PROBLEM TO WORK ON >>
Transcribe the material below exactly as it appears.

[Start of EXTRACTED MATERIAL]

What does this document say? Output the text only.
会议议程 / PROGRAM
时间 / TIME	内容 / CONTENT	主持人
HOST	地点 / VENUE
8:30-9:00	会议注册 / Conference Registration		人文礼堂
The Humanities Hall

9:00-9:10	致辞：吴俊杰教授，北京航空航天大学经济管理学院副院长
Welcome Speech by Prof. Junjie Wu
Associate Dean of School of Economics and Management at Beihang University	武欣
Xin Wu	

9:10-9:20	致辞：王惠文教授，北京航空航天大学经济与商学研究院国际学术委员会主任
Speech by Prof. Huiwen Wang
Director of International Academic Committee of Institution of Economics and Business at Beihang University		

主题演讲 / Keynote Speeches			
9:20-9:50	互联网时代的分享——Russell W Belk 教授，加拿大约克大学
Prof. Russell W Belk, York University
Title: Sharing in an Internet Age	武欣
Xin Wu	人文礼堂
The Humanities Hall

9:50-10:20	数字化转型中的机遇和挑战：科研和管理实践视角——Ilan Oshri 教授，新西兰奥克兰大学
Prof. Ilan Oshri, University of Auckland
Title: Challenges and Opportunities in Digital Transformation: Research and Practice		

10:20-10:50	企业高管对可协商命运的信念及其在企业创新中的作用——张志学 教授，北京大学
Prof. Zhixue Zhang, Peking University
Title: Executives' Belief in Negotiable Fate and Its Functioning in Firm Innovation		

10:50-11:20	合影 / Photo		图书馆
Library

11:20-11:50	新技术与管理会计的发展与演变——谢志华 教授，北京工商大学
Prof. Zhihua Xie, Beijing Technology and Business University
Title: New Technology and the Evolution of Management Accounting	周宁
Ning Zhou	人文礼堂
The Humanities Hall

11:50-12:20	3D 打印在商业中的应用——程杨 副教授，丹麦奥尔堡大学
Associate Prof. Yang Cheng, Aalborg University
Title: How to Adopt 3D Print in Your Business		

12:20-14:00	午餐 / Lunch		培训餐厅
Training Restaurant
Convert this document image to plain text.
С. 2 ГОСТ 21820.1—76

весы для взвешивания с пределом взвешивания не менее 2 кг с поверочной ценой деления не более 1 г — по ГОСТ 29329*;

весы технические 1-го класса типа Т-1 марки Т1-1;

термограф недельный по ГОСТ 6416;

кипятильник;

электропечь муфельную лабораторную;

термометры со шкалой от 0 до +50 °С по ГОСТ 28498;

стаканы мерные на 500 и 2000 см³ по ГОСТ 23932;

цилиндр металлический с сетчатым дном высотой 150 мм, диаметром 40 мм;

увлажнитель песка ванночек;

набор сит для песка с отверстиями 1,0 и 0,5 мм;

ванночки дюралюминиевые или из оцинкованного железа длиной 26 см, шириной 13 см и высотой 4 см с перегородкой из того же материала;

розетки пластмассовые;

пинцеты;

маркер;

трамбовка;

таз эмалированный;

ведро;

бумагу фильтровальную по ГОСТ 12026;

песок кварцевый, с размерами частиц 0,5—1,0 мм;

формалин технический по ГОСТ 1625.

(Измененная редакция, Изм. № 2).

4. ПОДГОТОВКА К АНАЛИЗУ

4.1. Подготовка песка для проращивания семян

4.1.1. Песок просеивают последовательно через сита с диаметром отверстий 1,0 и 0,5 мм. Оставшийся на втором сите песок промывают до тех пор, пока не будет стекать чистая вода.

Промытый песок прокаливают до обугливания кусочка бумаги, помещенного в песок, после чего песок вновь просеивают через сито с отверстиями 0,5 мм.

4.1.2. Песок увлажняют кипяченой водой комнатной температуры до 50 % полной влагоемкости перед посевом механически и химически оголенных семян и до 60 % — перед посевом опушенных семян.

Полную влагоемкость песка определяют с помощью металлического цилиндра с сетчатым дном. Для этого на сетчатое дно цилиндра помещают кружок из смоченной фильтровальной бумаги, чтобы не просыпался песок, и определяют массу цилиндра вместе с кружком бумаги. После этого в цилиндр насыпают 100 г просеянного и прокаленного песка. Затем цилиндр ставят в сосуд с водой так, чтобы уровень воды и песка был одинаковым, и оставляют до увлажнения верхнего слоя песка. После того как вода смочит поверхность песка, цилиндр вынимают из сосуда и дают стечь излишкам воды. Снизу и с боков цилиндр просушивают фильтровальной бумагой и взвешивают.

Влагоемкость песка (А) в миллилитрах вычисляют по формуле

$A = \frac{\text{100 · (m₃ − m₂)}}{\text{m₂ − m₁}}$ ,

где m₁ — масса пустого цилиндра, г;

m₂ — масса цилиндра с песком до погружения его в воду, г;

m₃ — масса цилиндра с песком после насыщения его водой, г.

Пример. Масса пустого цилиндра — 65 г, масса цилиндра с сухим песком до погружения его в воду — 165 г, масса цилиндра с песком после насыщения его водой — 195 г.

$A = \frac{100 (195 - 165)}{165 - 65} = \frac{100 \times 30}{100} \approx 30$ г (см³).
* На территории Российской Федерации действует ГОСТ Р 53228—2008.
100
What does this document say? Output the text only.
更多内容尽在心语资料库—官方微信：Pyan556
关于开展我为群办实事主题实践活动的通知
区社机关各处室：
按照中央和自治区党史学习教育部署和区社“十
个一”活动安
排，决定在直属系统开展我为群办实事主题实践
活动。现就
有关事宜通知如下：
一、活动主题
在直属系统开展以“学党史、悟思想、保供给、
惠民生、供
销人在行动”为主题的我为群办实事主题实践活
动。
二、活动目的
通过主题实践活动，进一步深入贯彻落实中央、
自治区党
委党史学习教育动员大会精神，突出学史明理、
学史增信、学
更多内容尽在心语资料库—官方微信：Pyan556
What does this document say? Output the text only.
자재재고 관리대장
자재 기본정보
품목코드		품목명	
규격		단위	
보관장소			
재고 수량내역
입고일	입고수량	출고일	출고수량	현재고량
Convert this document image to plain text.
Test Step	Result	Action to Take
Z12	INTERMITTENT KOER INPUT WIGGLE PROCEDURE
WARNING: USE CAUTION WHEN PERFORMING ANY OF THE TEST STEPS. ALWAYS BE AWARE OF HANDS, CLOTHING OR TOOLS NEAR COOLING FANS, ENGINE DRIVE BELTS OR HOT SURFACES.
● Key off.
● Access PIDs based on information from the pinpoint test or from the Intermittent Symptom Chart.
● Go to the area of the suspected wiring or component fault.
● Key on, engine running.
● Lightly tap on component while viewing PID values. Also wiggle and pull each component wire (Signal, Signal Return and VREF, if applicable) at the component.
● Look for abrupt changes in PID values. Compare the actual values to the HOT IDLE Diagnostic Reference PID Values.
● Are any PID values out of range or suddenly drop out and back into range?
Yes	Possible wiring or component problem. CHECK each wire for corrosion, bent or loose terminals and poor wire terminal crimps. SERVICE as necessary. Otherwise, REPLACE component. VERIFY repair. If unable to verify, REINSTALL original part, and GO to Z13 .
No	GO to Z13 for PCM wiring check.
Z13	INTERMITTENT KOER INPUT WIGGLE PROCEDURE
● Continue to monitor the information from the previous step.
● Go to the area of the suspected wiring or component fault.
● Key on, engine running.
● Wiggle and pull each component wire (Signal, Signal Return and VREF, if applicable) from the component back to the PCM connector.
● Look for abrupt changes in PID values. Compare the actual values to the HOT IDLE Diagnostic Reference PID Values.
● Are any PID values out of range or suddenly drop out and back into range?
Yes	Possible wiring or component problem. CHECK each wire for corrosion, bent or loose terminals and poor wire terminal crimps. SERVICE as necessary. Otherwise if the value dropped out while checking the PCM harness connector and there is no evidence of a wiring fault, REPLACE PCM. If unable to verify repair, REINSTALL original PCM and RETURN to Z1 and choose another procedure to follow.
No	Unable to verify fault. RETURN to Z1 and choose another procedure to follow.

[End of EXTRACTED MATERIAL]

SOLUTION FOR THIS PROBLEM >>
What does this document say? Output the text only.
会议议程 / PROGRAM
时间 / TIME	内容 / CONTENT	主持人
HOST	地点 / VENUE
8:30-9:00	会议注册 / Conference Registration		人文礼堂
The Humanities Hall

9:00-9:10	致辞：吴俊杰教授，北京航空航天大学经济管理学院副院长
Welcome Speech by Prof. Junjie Wu
Associate Dean of School of Economics and Management at Beihang University	武欣
Xin Wu	

9:10-9:20	致辞：王惠文教授，北京航空航天大学经济与商学研究院国际学术委员会主任
Speech by Prof. Huiwen Wang
Director of International Academic Committee of Institution of Economics and Business at Beihang University		

主题演讲 / Keynote Speeches			
9:20-9:50	互联网时代的分享——Russell W Belk 教授，加拿大约克大学
Prof. Russell W Belk, York University
Title: Sharing in an Internet Age	武欣
Xin Wu	人文礼堂
The Humanities Hall

9:50-10:20	数字化转型中的机遇和挑战：科研和管理实践视角——Ilan Oshri 教授，新西兰奥克兰大学
Prof. Ilan Oshri, University of Auckland
Title: Challenges and Opportunities in Digital Transformation: Research and Practice		

10:20-10:50	企业高管对可协商命运的信念及其在企业创新中的作用——张志学 教授，北京大学
Prof. Zhixue Zhang, Peking University
Title: Executives' Belief in Negotiable Fate and Its Functioning in Firm Innovation		

10:50-11:20	合影 / Photo		图书馆
Library

11:20-11:50	新技术与管理会计的发展与演变——谢志华 教授，北京工商大学
Prof. Zhihua Xie, Beijing Technology and Business University
Title: New Technology and the Evolution of Management Accounting	周宁
Ning Zhou	人文礼堂
The Humanities Hall

11:50-12:20	3D 打印在商业中的应用——程杨 副教授，丹麦奥尔堡大学
Associate Prof. Yang Cheng, Aalborg University
Title: How to Adopt 3D Print in Your Business		

12:20-14:00	午餐 / Lunch		培训餐厅
Training Restaurant
Convert this document image to plain text.
С. 2 ГОСТ 21820.1—76

весы для взвешивания с пределом взвешивания не менее 2 кг с поверочной ценой деления не более 1 г — по ГОСТ 29329*;

весы технические 1-го класса типа Т-1 марки Т1-1;

термограф недельный по ГОСТ 6416;

кипятильник;

электропечь муфельную лабораторную;

термометры со шкалой от 0 до +50 °С по ГОСТ 28498;

стаканы мерные на 500 и 2000 см³ по ГОСТ 23932;

цилиндр металлический с сетчатым дном высотой 150 мм, диаметром 40 мм;

увлажнитель песка ванночек;

набор сит для песка с отверстиями 1,0 и 0,5 мм;

ванночки дюралюминиевые или из оцинкованного железа длиной 26 см, шириной 13 см и высотой 4 см с перегородкой из того же материала;

розетки пластмассовые;

пинцеты;

маркер;

трамбовка;

таз эмалированный;

ведро;

бумагу фильтровальную по ГОСТ 12026;

песок кварцевый, с размерами частиц 0,5—1,0 мм;

формалин технический по ГОСТ 1625.

(Измененная редакция, Изм. № 2).

4. ПОДГОТОВКА К АНАЛИЗУ

4.1. Подготовка песка для проращивания семян

4.1.1. Песок просеивают последовательно через сита с диаметром отверстий 1,0 и 0,5 мм. Оставшийся на втором сите песок промывают до тех пор, пока не будет стекать чистая вода.

Промытый песок прокаливают до обугливания кусочка бумаги, помещенного в песок, после чего песок вновь просеивают через сито с отверстиями 0,5 мм.

4.1.2. Песок увлажняют кипяченой водой комнатной температуры до 50 % полной влагоемкости перед посевом механически и химически оголенных семян и до 60 % — перед посевом опушенных семян.

Полную влагоемкость песка определяют с помощью металлического цилиндра с сетчатым дном. Для этого на сетчатое дно цилиндра помещают кружок из смоченной фильтровальной бумаги, чтобы не просыпался песок, и определяют массу цилиндра вместе с кружком бумаги. После этого в цилиндр насыпают 100 г просеянного и прокаленного песка. Затем цилиндр ставят в сосуд с водой так, чтобы уровень воды и песка был одинаковым, и оставляют до увлажнения верхнего слоя песка. После того как вода смочит поверхность песка, цилиндр вынимают из сосуда и дают стечь излишкам воды. Снизу и с боков цилиндр просушивают фильтровальной бумагой и взвешивают.

Влагоемкость песка (А) в миллилитрах вычисляют по формуле

$A = \frac{\text{100 · (m₃ − m₂)}}{\text{m₂ − m₁}}$ ,

где m₁ — масса пустого цилиндра, г;

m₂ — масса цилиндра с песком до погружения его в воду, г;

m₃ — масса цилиндра с песком после насыщения его водой, г.

Пример. Масса пустого цилиндра — 65 г, масса цилиндра с сухим песком до погружения его в воду — 165 г, масса цилиндра с песком после насыщения его водой — 195 г.

$A = \frac{100 (195 - 165)}{165 - 65} = \frac{100 \times 30}{100} \approx 30$ г (см³).
* На территории Российской Федерации действует ГОСТ Р 53228—2008.
100
What does this document say? Output the text only.
更多内容尽在心语资料库—官方微信：Pyan556
关于开展我为群办实事主题实践活动的通知
区社机关各处室：
按照中央和自治区党史学习教育部署和区社“十
个一”活动安
排，决定在直属系统开展我为群办实事主题实践
活动。现就
有关事宜通知如下：
一、活动主题
在直属系统开展以“学党史、悟思想、保供给、
惠民生、供
销人在行动”为主题的我为群办实事主题实践活
动。
二、活动目的
通过主题实践活动，进一步深入贯彻落实中央、
自治区党
委党史学习教育动员大会精神，突出学史明理、
学史增信、学
更多内容尽在心语资料库—官方微信：Pyan556
What does this document say? Output the text only.
자재재고 관리대장
자재 기본정보
품목코드		품목명	
규격		단위	
보관장소			
재고 수량내역
입고일	입고수량	출고일	출고수량	현재고량
Convert this document image to plain text.
Test Step	Result	Action to Take
Z12	INTERMITTENT KOER INPUT WIGGLE PROCEDURE
WARNING: USE CAUTION WHEN PERFORMING ANY OF THE TEST STEPS. ALWAYS BE AWARE OF HANDS, CLOTHING OR TOOLS NEAR COOLING FANS, ENGINE DRIVE BELTS OR HOT SURFACES.
● Key off.
● Access PIDs based on information from the pinpoint test or from the Intermittent Symptom Chart.
● Go to the area of the suspected wiring or component fault.
● Key on, engine running.
● Lightly tap on component while viewing PID values. Also wiggle and pull each component wire (Signal, Signal Return and VREF, if applicable) at the component.
● Look for abrupt changes in PID values. Compare the actual values to the HOT IDLE Diagnostic Reference PID Values.
● Are any PID values out of range or suddenly drop out and back into range?
Yes	Possible wiring or component problem. CHECK each wire for corrosion, bent or loose terminals and poor wire terminal crimps. SERVICE as necessary. Otherwise, REPLACE component. VERIFY repair. If unable to verify, REINSTALL original part, and GO to Z13 .
No	GO to Z13 for PCM wiring check.
Z13	INTERMITTENT KOER INPUT WIGGLE PROCEDURE
● Continue to monitor the information from the previous step.
● Go to the area of the suspected wiring or component fault.
● Key on, engine running.
● Wiggle and pull each component wire (Signal, Signal Return and VREF, if applicable) from the component back to the PCM connector.
● Look for abrupt changes in PID values. Compare the actual values to the HOT IDLE Diagnostic Reference PID Values.
● Are any PID values out of range or suddenly drop out and back into range?
Yes	Possible wiring or component problem. CHECK each wire for corrosion, bent or loose terminals and poor wire terminal crimps. SERVICE as necessary. Otherwise if the value dropped out while checking the PCM harness connector and there is no evidence of a wiring fault, REPLACE PCM. If unable to verify repair, REINSTALL original PCM and RETURN to Z1 and choose another procedure to follow.
No	Unable to verify fault. RETURN to Z1 and choose another procedure to follow.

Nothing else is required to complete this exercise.